— Problem statement —
Only a number is wanted: how many lines of the entries include the string "aniqlashda"?

——

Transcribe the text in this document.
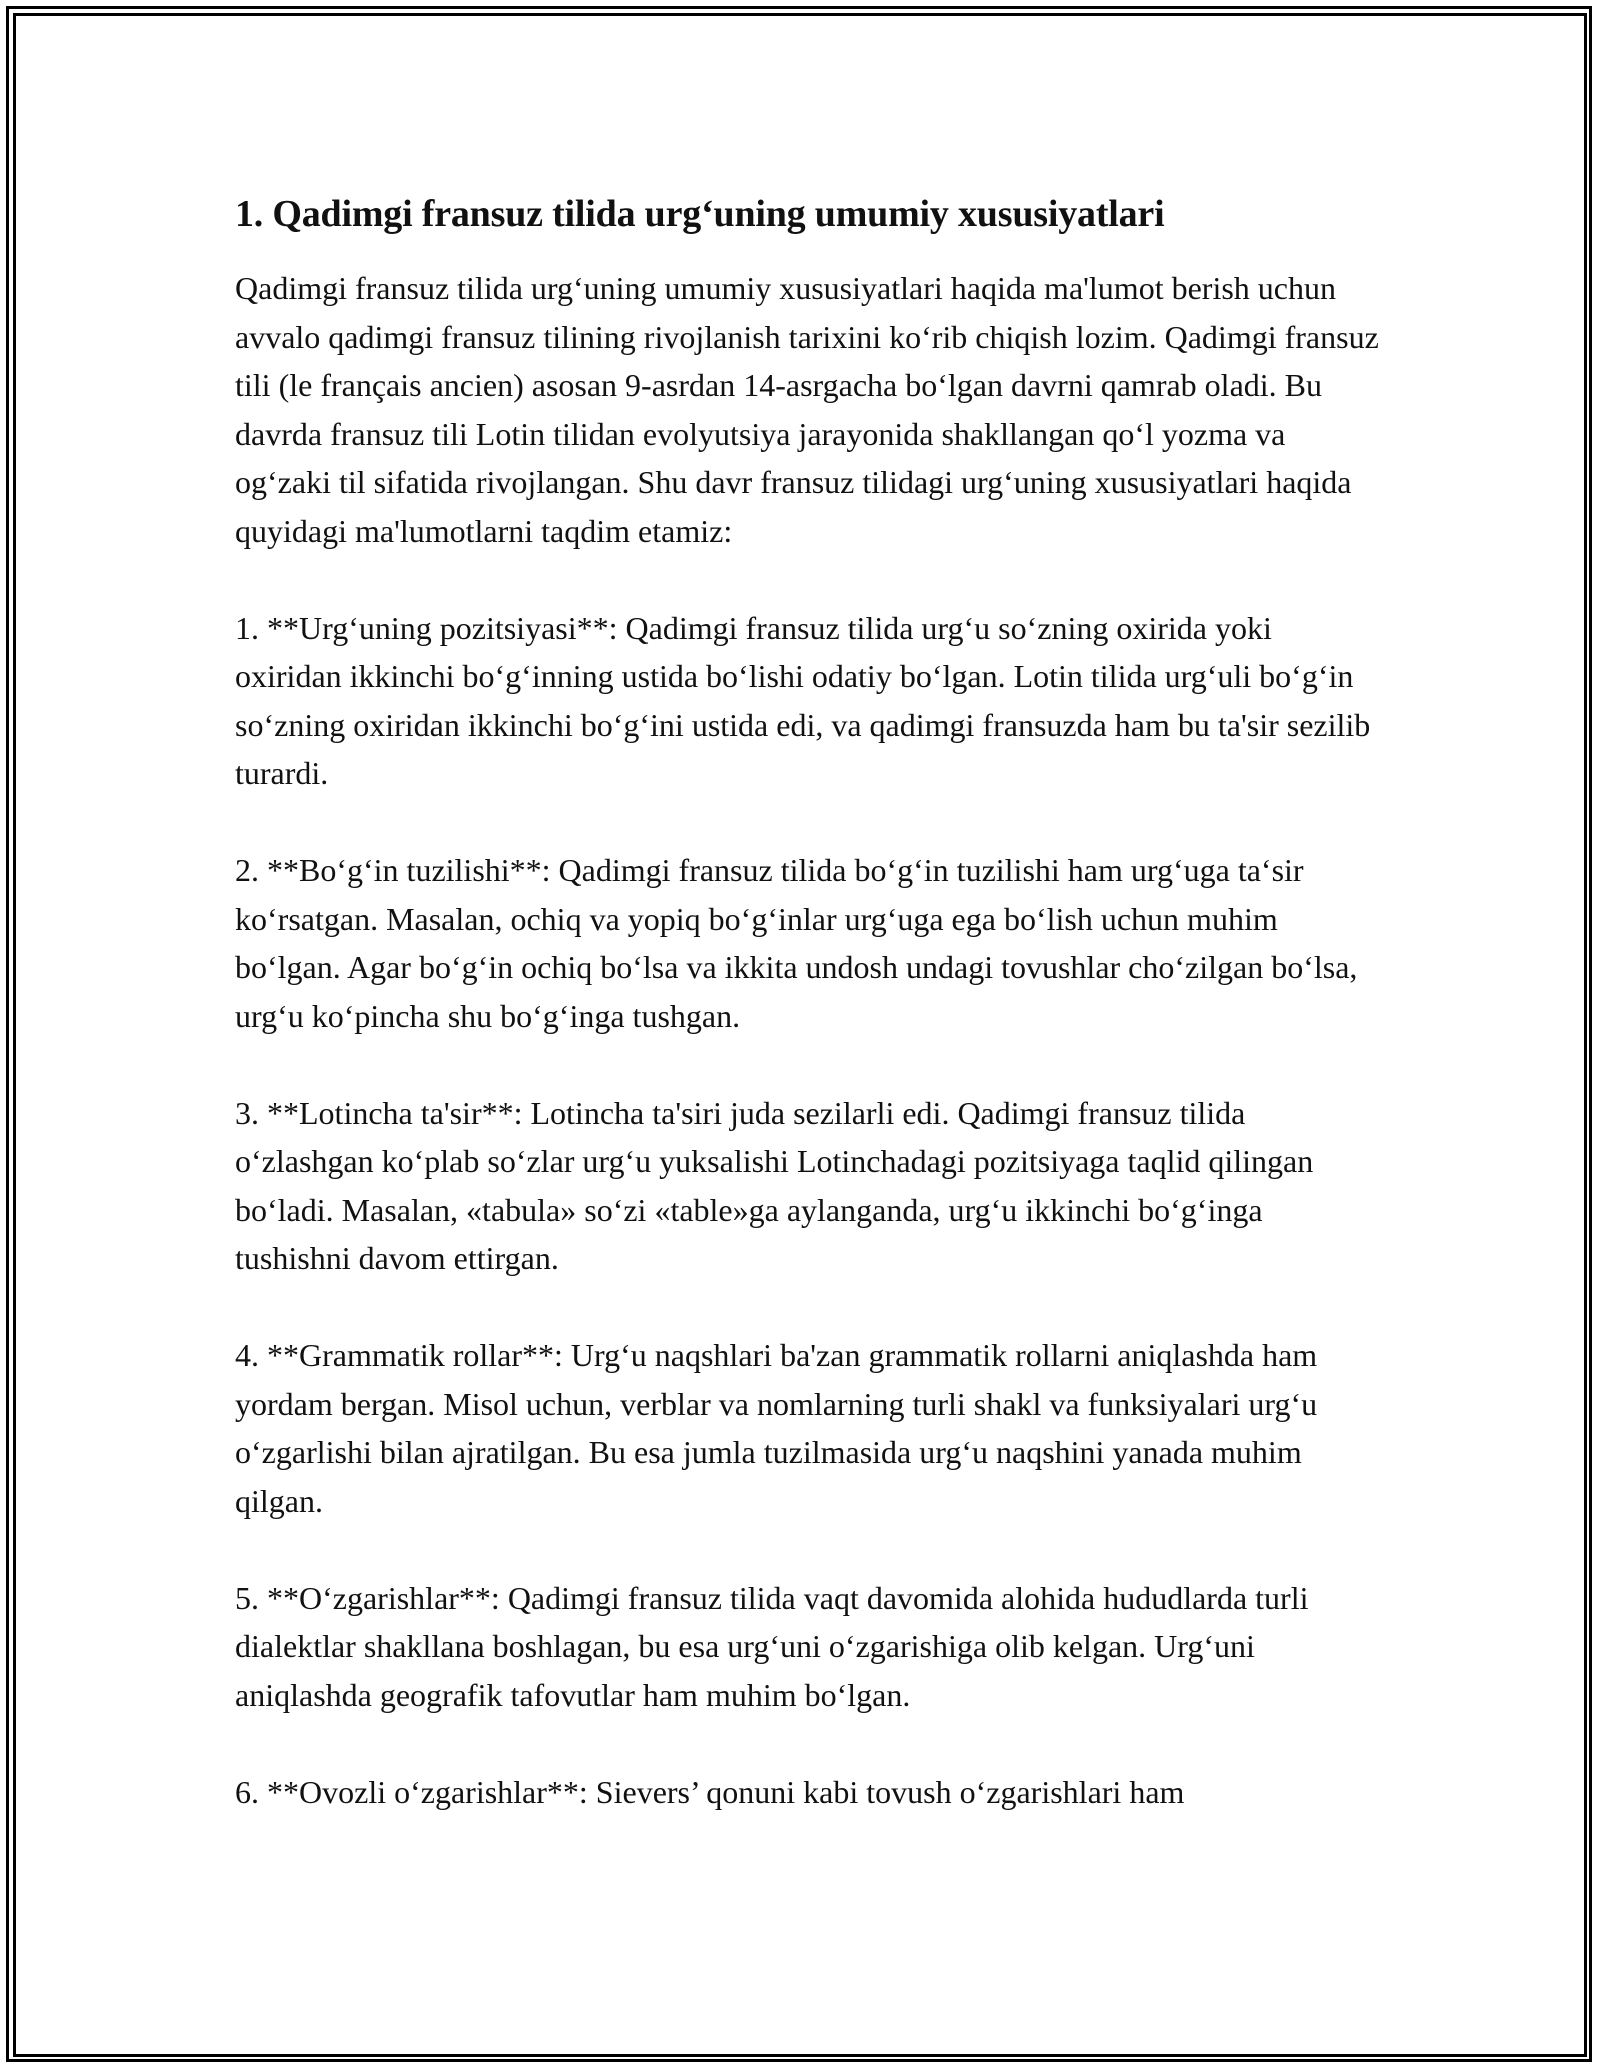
1. Qadimgi fransuz tilida urg‘uning umumiy xususiyatlari

Qadimgi fransuz tilida urg‘uning umumiy xususiyatlari haqida ma'lumot berish uchun avvalo qadimgi fransuz tilining rivojlanish tarixini ko‘rib chiqish lozim. Qadimgi fransuz tili (le français ancien) asosan 9-asrdan 14-asrgacha bo‘lgan davrni qamrab oladi. Bu davrda fransuz tili Lotin tilidan evolyutsiya jarayonida shakllangan qo‘l yozma va og‘zaki til sifatida rivojlangan. Shu davr fransuz tilidagi urg‘uning xususiyatlari haqida quyidagi ma'lumotlarni taqdim etamiz:

1. **Urg‘uning pozitsiyasi**: Qadimgi fransuz tilida urg‘u so‘zning oxirida yoki oxiridan ikkinchi bo‘g‘inning ustida bo‘lishi odatiy bo‘lgan. Lotin tilida urg‘uli bo‘g‘in so‘zning oxiridan ikkinchi bo‘g‘ini ustida edi, va qadimgi fransuzda ham bu ta'sir sezilib turardi.

2. **Bo‘g‘in tuzilishi**: Qadimgi fransuz tilida bo‘g‘in tuzilishi ham urg‘uga ta‘sir ko‘rsatgan. Masalan, ochiq va yopiq bo‘g‘inlar urg‘uga ega bo‘lish uchun muhim bo‘lgan. Agar bo‘g‘in ochiq bo‘lsa va ikkita undosh undagi tovushlar cho‘zilgan bo‘lsa, urg‘u ko‘pincha shu bo‘g‘inga tushgan.

3. **Lotincha ta'sir**: Lotincha ta'siri juda sezilarli edi. Qadimgi fransuz tilida o‘zlashgan ko‘plab so‘zlar urg‘u yuksalishi Lotinchadagi pozitsiyaga taqlid qilingan bo‘ladi. Masalan, «tabula» so‘zi «table»ga aylanganda, urg‘u ikkinchi bo‘g‘inga tushishni davom ettirgan.

4. **Grammatik rollar**: Urg‘u naqshlari ba'zan grammatik rollarni aniqlashda ham yordam bergan. Misol uchun, verblar va nomlarning turli shakl va funksiyalari urg‘u o‘zgarlishi bilan ajratilgan. Bu esa jumla tuzilmasida urg‘u naqshini yanada muhim qilgan.

5. **O‘zgarishlar**: Qadimgi fransuz tilida vaqt davomida alohida hududlarda turli dialektlar shakllana boshlagan, bu esa urg‘uni o‘zgarishiga olib kelgan. Urg‘uni aniqlashda geografik tafovutlar ham muhim bo‘lgan.

6. **Ovozli o‘zgarishlar**: Sievers’ qonuni kabi tovush o‘zgarishlari ham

——

— Response —
2